■ **To be done**
Read the listing and extract each line that includes the word "this".

■ **Provided records**

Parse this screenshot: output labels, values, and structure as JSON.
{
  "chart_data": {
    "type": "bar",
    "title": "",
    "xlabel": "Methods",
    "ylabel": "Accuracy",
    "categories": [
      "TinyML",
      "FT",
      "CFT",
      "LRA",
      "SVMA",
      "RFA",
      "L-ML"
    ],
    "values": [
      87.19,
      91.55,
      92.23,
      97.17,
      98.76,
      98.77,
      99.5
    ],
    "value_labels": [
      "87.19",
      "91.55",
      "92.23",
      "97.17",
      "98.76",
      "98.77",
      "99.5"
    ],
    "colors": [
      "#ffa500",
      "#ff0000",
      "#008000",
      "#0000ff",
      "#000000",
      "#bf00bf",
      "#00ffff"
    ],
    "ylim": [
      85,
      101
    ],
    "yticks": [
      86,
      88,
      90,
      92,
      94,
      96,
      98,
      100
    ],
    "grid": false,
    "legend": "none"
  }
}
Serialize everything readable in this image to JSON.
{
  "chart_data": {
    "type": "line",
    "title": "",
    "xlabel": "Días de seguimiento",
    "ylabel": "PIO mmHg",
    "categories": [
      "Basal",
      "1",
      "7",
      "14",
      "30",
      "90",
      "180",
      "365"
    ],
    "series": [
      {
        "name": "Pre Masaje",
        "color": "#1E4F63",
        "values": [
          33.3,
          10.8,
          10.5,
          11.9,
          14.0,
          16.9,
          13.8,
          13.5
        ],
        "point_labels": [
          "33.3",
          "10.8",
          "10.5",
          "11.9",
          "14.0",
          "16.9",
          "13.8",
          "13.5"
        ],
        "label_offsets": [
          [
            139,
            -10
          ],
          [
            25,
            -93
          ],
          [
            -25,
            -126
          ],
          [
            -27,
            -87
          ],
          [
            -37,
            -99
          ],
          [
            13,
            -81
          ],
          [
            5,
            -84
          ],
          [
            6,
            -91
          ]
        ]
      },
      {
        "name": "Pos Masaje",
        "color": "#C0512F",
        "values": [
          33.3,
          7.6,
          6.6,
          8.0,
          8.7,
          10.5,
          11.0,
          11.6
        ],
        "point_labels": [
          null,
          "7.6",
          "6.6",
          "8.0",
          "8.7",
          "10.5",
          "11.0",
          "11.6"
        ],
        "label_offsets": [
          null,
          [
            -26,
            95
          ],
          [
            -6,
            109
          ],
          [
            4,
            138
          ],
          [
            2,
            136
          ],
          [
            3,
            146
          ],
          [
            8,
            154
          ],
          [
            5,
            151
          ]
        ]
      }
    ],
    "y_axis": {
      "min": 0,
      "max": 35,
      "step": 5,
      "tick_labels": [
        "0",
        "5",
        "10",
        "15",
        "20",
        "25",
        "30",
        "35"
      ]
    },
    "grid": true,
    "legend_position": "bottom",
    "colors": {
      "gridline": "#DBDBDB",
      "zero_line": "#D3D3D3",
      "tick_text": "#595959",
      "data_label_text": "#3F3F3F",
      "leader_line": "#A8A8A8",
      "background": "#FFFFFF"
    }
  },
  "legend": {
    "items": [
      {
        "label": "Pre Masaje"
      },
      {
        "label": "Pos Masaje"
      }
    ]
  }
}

■ **Exercise answer**
Parse this screenshot: output labels, values, and structure as JSON.
Serialize everything readable in this image to JSON.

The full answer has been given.